▶ Text passage:

····················

For example /login-dev?username=amanda
.
In development mode, there is a DEV Login
button available on the home page
that will automatically log you in as Amanda.
Seeding the database
We have a helper script that will seed the database with requests, portfolios and applications for all of the test users:
pipenv run python script/seed_sample.py
Email Notifications
To send email, the following configuration values must be set:
MAIL_SERVER = <SMTP server URL>
MAIL_PORT = <SMTP server port>
MAIL_SENDER = <Login name for the email account and sender address>
MAIL_PASSWORD = <login password for the email account>
MAIL_TLS = <Boolean, whether TLS should be enabled for outgoing email. Defaults to false.>
When the DEBUG
environment variable is enabled and the app environment is not
set to production, sent email messages are available at the /messages
endpoint.
Emails are not sent in development and test modes.
Testing
Tests require a test database:
createdb atat_test
To run lint, static analysis, and Python unit tests:
script/test
To run only the Python unit tests:
pipenv run python -m pytest
To re-run Python tests each time a file is changed:
pipenv run ptw
This project also runs Javascript tests using jest. To run the Javascript tests:
yarn test
To re-run the Javascript tests each time a file is changed:
yarn test:watch
To generate coverage reports for the Javascript tests:
yarn test:coverage
Selenium Tests
Selenium tests rely on BrowserStack. In order to run the Selenium tests locally, you need BrowserStack credentials. The user email and key can be found on the account settings page. To run the selenium tests:
BROWSERSTACK_TOKEN=<token> BROWSERSTACK_EMAIL=<email> ./script/selenium_test
The selenium tests are in tests/acceptance
. This directory is ignored by
pytest for normal test runs.

····················

▶ Records shown:
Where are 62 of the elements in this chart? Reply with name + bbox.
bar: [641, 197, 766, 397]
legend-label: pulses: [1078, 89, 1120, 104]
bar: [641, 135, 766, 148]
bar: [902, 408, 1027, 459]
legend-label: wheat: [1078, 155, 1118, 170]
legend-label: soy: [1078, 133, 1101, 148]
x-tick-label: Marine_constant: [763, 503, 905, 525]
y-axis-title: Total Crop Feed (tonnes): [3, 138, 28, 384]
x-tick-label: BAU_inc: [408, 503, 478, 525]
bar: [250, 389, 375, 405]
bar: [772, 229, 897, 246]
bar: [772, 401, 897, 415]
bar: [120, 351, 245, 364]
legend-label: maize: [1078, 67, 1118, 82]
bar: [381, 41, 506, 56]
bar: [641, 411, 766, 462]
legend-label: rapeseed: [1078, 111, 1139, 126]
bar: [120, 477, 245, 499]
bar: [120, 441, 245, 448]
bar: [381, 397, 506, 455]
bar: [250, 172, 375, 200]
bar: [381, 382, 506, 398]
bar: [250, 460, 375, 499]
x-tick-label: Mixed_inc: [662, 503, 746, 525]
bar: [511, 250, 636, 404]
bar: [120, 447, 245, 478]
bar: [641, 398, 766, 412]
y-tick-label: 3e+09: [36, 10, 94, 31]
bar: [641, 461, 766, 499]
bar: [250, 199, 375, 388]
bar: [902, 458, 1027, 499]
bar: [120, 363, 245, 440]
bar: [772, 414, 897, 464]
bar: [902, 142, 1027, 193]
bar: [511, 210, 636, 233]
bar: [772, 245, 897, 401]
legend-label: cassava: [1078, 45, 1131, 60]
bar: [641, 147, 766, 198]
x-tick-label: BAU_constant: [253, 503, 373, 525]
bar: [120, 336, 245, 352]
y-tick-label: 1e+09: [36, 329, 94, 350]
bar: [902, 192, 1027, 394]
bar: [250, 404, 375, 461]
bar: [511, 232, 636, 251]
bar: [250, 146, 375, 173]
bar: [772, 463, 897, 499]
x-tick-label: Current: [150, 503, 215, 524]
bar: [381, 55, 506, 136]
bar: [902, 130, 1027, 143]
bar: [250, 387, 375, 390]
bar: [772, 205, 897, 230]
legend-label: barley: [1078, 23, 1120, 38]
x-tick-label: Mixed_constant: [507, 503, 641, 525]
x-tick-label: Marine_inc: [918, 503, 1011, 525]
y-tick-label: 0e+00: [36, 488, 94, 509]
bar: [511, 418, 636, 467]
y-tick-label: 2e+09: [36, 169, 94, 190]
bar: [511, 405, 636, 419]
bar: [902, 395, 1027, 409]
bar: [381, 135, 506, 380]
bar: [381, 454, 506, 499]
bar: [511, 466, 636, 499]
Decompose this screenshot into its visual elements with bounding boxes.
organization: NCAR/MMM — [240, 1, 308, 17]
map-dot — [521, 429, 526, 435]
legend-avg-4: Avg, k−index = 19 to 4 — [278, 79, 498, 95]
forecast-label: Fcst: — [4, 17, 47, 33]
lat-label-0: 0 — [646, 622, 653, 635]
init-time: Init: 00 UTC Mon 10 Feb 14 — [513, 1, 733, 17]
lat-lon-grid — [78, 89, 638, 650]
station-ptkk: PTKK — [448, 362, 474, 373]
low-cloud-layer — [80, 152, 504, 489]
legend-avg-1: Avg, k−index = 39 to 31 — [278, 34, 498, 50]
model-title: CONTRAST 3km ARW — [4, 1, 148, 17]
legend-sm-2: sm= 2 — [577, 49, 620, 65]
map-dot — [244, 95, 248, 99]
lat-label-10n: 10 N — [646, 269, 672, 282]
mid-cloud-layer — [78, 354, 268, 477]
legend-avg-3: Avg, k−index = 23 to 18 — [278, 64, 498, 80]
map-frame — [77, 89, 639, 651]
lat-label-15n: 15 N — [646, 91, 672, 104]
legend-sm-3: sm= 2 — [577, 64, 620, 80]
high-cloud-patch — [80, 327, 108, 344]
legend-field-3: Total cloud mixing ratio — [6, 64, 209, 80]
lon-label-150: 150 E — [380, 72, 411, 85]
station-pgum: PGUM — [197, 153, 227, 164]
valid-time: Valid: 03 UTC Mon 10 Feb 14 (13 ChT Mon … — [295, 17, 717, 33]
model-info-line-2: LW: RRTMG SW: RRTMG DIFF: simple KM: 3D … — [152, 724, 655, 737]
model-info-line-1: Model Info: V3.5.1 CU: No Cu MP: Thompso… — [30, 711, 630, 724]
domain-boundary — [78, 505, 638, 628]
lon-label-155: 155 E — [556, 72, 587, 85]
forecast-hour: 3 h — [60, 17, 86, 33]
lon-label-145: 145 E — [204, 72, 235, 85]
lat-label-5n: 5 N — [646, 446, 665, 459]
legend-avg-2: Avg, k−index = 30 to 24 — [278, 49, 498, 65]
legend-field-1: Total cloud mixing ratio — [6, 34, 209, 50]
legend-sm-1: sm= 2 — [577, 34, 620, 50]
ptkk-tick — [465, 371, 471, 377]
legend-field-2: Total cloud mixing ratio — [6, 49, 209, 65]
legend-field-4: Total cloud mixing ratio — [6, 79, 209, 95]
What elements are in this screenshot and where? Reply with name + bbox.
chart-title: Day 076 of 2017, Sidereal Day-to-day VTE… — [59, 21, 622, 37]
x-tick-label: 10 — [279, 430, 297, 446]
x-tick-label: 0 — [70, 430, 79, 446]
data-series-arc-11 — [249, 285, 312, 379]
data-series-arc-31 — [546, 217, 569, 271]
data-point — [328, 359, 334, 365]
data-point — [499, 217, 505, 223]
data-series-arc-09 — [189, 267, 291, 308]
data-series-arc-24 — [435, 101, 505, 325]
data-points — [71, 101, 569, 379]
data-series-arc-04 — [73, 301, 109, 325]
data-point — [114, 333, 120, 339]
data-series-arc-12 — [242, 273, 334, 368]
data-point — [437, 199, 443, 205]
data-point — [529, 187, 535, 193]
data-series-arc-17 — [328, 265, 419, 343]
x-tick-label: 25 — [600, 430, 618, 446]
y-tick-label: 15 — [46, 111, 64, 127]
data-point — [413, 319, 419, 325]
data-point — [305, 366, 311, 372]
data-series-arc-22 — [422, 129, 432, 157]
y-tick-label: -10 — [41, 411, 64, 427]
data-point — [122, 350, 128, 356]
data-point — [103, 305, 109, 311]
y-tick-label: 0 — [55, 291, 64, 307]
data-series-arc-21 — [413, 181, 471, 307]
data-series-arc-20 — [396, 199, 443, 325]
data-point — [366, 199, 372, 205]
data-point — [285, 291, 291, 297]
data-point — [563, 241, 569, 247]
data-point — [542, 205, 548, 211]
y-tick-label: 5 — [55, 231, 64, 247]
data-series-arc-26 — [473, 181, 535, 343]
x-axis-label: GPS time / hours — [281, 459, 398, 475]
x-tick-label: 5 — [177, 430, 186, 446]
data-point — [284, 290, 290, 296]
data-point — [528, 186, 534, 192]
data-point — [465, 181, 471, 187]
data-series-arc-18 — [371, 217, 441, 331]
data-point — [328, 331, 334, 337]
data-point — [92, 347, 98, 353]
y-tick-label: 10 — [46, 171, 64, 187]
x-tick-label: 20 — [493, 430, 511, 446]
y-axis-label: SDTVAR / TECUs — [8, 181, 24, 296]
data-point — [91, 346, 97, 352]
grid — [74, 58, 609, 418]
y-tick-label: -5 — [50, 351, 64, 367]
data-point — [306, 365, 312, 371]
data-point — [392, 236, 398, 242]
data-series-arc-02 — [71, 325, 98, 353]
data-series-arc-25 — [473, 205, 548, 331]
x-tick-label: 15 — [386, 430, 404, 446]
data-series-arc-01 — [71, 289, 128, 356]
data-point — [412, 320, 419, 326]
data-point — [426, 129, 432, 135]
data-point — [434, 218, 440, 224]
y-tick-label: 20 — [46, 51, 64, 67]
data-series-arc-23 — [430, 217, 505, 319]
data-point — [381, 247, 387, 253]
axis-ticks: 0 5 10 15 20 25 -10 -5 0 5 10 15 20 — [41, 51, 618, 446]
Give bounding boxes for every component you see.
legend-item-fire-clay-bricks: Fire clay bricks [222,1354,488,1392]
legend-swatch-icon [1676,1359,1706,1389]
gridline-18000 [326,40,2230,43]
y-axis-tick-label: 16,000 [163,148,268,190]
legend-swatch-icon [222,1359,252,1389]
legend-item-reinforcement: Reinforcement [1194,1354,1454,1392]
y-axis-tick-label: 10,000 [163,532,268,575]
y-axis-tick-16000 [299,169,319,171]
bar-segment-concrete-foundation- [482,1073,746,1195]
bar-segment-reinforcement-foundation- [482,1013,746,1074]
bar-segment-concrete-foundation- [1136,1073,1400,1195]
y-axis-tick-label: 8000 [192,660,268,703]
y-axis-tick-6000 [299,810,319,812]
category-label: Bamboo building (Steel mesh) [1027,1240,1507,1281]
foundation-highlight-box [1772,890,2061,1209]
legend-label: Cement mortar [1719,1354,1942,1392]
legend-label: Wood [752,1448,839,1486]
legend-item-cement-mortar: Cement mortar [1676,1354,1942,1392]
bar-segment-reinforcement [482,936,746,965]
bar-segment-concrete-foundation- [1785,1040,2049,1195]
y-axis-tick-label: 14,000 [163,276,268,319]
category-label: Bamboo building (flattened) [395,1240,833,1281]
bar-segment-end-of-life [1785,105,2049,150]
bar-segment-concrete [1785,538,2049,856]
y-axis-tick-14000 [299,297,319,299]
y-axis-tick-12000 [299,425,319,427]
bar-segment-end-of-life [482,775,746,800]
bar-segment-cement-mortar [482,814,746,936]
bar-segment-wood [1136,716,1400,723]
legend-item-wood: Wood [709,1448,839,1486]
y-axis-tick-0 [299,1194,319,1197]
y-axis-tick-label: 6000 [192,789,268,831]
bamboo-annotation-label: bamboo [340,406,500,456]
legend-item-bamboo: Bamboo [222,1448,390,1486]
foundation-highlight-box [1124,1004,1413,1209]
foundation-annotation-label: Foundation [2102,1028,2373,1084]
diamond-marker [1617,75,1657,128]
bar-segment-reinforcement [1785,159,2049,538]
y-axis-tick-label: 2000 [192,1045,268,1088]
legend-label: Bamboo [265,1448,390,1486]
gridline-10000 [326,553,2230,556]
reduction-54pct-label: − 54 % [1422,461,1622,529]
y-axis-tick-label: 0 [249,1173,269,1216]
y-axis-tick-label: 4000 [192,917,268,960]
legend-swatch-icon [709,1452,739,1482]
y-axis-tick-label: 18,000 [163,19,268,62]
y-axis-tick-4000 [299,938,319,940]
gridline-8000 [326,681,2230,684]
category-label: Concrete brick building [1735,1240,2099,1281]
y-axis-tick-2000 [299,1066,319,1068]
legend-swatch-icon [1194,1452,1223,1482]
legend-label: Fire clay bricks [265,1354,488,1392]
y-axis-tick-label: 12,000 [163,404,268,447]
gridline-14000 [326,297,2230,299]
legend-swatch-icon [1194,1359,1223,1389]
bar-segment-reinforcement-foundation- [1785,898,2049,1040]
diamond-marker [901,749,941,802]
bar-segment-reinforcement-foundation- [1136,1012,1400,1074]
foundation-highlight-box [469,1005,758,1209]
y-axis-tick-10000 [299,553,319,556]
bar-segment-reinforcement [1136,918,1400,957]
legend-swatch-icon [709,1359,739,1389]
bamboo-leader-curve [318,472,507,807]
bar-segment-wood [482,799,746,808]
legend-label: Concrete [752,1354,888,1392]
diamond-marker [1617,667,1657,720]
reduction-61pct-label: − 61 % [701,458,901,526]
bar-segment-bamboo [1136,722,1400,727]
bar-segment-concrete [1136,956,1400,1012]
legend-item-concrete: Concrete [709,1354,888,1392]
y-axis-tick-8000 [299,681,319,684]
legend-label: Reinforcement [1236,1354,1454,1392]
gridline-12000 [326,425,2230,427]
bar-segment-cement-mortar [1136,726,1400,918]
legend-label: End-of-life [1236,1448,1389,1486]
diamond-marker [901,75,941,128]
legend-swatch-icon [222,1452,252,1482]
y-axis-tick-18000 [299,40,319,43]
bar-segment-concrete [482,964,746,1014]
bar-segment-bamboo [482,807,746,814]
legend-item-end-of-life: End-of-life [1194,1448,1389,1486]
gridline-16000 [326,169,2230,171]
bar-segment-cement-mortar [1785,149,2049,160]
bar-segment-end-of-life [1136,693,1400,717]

····················

▶ Directions:
1. What is the name of the test database that the developer documentation says to create?
2. List every configuration value that the developer documentation says must be set to send email.
3. In the developer documentation, take the part that opens with the words containing "For example /login-dev?username=amanda" and closes with "in as Amanda.". Rewrite it with "home page" renamed to "landing page".

▶ Responses in order:
1. atat_test

2. MAIL_SERVER, MAIL_PORT, MAIL_SENDER, MAIL_PASSWORD, MAIL_TLS

3.
For example /login-dev?username=amanda
.
In development mode, there is a DEV Login
button available on the landing page
that will automatically log you in as Amanda.